#### TO BE DONE
In the records below, tally every line containing "color". Report only the total.

━━━ SUPPLIED RECORDS

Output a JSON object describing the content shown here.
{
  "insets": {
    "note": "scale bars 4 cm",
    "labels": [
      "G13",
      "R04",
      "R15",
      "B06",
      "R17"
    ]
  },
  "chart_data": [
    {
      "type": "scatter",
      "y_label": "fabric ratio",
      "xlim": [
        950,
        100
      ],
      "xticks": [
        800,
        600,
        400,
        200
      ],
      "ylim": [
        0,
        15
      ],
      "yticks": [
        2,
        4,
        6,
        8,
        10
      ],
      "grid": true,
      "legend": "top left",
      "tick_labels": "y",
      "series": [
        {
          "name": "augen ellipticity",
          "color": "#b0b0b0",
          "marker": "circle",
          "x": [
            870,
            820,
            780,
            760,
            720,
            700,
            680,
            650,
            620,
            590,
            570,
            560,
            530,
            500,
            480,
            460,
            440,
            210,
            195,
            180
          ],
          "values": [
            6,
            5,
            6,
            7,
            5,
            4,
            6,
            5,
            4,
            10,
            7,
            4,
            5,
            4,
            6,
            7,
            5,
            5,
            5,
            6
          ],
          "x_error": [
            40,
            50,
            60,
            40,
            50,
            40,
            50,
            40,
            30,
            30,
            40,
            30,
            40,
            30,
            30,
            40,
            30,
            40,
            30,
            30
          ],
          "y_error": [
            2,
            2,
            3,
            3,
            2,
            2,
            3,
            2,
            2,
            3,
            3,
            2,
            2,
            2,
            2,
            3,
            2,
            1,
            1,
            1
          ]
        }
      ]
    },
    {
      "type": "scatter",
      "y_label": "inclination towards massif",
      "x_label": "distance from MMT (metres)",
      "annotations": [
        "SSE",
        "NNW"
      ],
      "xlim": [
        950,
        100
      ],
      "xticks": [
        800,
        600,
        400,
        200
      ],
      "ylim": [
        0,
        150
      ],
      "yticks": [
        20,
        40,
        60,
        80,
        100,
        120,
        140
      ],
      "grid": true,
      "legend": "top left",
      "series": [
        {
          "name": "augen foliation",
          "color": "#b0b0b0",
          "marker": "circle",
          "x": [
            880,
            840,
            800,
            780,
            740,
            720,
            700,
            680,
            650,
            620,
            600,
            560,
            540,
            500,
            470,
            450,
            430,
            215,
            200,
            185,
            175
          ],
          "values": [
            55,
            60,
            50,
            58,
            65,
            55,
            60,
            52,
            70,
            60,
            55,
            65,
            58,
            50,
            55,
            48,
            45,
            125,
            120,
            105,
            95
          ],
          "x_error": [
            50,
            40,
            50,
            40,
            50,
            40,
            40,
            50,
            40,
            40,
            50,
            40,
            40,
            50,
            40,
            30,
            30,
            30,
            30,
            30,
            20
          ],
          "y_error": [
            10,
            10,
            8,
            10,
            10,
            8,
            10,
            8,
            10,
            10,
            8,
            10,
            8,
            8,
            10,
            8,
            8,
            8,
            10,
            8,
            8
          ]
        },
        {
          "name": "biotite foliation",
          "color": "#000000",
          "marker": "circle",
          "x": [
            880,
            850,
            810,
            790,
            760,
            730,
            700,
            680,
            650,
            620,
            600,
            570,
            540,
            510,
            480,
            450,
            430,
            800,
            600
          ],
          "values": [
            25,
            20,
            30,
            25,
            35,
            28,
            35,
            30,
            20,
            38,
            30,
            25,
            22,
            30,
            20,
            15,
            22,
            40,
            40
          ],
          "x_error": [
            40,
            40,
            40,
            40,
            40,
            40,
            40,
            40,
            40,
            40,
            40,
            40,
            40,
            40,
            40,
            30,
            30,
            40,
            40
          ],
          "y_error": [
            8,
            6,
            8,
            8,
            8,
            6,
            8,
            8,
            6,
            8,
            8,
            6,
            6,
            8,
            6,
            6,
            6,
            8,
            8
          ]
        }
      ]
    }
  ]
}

━━━━━━
━━━ SUPPLIED RECORDS

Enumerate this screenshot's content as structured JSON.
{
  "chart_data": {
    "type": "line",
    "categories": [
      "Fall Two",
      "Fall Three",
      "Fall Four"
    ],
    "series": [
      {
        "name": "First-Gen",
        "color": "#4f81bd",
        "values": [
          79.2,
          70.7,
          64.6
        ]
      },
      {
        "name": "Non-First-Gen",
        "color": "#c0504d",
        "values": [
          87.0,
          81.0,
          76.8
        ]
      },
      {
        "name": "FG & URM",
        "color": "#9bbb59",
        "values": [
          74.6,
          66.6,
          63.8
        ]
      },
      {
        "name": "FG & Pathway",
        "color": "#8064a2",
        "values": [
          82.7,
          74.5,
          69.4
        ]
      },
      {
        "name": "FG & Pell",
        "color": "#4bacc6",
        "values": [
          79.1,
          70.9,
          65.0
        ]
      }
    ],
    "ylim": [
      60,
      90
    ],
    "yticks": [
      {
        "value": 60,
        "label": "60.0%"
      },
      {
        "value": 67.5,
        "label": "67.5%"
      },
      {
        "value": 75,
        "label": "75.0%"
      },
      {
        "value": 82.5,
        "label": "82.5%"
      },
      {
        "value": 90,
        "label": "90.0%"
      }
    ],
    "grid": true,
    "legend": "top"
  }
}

━━━━━━

#### EXERCISE ANSWER
8